## Task description
Beginning with the line containing "Parse this chart: output" and ending with the last line, repeat the records exactly.

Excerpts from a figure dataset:
- - - -

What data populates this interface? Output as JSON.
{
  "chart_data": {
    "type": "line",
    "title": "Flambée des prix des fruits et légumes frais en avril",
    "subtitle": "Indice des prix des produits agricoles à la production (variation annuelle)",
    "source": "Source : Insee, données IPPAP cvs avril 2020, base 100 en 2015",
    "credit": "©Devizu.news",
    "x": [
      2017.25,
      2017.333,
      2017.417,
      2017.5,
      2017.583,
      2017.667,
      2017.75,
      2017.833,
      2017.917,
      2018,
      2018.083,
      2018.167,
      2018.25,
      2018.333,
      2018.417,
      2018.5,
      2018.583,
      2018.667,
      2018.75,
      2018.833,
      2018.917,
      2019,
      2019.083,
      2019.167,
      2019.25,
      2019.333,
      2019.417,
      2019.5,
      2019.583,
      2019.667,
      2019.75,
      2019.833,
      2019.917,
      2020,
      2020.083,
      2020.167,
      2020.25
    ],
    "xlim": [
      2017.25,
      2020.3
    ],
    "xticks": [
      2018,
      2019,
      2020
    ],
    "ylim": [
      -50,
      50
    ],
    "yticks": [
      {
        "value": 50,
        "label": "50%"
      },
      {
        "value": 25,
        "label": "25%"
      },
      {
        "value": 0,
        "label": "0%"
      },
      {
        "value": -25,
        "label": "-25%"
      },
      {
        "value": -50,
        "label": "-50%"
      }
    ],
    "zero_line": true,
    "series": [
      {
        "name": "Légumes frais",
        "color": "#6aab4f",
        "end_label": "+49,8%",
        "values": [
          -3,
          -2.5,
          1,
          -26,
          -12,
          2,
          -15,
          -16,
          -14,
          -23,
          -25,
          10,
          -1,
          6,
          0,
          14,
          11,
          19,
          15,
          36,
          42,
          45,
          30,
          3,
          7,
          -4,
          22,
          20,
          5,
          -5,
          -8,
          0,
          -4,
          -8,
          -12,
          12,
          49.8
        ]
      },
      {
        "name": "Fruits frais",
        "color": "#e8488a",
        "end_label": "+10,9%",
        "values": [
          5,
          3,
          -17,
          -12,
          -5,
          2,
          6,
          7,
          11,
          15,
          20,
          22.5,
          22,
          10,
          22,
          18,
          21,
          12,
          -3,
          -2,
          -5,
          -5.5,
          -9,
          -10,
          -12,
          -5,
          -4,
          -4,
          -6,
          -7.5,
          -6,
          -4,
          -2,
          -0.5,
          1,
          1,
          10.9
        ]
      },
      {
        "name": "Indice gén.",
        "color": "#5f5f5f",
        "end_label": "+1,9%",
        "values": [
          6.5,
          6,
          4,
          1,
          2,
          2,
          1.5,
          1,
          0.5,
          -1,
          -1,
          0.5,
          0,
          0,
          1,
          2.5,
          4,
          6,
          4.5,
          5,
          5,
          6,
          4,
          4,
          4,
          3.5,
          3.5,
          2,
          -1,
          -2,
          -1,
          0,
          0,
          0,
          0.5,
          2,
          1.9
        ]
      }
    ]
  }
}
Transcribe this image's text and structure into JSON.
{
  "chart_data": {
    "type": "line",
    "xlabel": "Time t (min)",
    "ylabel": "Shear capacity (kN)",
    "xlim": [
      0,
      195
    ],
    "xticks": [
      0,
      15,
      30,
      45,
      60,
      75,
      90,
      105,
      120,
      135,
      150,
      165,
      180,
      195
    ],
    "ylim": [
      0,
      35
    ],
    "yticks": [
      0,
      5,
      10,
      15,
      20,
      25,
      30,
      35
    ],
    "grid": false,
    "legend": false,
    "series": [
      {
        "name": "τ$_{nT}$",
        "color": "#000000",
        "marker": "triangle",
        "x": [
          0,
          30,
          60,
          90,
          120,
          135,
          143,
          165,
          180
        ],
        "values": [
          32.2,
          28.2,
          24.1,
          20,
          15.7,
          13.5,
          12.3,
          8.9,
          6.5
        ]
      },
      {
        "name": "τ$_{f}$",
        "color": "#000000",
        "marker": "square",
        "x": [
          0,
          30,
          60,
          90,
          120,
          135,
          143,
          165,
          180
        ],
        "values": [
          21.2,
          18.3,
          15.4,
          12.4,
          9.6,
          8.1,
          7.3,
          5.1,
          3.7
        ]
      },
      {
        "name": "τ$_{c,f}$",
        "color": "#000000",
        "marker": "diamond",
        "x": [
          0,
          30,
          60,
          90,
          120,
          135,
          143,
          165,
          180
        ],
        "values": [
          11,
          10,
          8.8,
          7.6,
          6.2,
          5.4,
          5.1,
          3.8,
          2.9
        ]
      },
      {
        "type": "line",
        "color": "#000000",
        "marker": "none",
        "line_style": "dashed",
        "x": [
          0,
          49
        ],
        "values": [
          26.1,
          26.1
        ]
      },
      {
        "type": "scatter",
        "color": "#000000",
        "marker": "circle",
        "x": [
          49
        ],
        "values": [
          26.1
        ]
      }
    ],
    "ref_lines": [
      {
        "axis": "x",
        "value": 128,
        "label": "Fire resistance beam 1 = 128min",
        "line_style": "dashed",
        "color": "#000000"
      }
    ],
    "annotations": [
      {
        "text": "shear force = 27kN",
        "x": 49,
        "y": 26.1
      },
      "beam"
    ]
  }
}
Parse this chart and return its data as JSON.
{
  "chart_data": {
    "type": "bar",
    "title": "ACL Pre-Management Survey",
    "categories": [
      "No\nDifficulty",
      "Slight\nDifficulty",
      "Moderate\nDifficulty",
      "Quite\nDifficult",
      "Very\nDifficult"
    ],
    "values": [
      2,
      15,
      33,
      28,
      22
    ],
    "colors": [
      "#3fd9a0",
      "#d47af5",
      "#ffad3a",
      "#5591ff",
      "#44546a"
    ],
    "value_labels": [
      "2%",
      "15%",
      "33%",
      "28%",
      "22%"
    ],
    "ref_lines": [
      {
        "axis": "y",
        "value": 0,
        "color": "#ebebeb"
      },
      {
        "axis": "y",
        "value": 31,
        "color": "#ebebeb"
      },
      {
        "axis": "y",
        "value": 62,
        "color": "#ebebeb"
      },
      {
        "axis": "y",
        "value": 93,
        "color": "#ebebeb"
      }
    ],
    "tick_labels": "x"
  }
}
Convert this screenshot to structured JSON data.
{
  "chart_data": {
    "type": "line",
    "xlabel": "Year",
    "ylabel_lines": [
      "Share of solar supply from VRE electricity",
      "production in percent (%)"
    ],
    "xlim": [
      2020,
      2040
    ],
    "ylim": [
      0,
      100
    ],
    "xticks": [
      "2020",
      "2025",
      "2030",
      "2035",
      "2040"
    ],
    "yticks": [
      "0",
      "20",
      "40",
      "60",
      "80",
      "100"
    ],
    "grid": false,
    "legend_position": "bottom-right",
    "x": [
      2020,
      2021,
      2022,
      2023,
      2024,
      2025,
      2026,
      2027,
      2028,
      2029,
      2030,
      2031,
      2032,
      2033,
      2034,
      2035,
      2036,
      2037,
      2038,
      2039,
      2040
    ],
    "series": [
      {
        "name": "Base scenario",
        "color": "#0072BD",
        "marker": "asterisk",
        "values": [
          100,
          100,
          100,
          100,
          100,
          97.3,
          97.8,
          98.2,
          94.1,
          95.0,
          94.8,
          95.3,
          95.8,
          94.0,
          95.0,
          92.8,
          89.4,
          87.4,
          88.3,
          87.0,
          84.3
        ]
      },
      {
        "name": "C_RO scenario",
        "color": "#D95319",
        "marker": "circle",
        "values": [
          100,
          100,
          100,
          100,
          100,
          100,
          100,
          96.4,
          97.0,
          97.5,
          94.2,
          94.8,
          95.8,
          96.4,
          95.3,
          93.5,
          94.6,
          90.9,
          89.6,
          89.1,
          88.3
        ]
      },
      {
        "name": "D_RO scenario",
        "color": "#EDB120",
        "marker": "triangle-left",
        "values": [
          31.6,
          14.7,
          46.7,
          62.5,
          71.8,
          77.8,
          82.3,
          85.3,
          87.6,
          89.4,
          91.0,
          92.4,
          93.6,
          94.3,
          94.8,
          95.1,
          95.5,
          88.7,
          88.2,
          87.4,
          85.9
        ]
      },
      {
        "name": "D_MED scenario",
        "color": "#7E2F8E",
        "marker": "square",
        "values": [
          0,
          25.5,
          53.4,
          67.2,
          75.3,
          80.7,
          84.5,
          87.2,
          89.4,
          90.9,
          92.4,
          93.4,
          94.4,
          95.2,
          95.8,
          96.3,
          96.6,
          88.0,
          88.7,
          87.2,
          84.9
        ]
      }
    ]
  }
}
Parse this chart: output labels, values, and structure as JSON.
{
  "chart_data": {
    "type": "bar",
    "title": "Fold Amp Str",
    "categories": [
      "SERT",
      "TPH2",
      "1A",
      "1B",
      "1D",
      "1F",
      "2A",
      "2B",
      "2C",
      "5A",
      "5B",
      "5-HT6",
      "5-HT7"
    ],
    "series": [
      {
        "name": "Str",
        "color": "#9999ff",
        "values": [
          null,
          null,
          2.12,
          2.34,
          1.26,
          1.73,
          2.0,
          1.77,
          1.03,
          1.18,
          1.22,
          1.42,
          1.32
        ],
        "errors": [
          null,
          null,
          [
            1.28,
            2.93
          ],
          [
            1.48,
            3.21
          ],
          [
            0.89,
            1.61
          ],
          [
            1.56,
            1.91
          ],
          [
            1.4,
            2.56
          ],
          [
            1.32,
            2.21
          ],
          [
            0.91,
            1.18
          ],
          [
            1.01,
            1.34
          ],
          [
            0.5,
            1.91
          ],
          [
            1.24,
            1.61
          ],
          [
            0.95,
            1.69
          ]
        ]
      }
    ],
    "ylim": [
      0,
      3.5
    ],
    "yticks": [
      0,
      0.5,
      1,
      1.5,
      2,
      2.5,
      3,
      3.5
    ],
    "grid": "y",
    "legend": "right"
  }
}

- - - -

## Result below
Parse this chart: output labels, values, and structure as JSON.
{
  "chart_data": {
    "type": "bar",
    "title": "Fold Amp Str",
    "categories": [
      "SERT",
      "TPH2",
      "1A",
      "1B",
      "1D",
      "1F",
      "2A",
      "2B",
      "2C",
      "5A",
      "5B",
      "5-HT6",
      "5-HT7"
    ],
    "series": [
      {
        "name": "Str",
        "color": "#9999ff",
        "values": [
          null,
          null,
          2.12,
          2.34,
          1.26,
          1.73,
          2.0,
          1.77,
          1.03,
          1.18,
          1.22,
          1.42,
          1.32
        ],
        "errors": [
          null,
          null,
          [
            1.28,
            2.93
          ],
          [
            1.48,
            3.21
          ],
          [
            0.89,
            1.61
          ],
          [
            1.56,
            1.91
          ],
          [
            1.4,
            2.56
          ],
          [
            1.32,
            2.21
          ],
          [
            0.91,
            1.18
          ],
          [
            1.01,
            1.34
          ],
          [
            0.5,
            1.91
          ],
          [
            1.24,
            1.61
          ],
          [
            0.95,
            1.69
          ]
        ]
      }
    ],
    "ylim": [
      0,
      3.5
    ],
    "yticks": [
      0,
      0.5,
      1,
      1.5,
      2,
      2.5,
      3,
      3.5
    ],
    "grid": "y",
    "legend": "right"
  }
}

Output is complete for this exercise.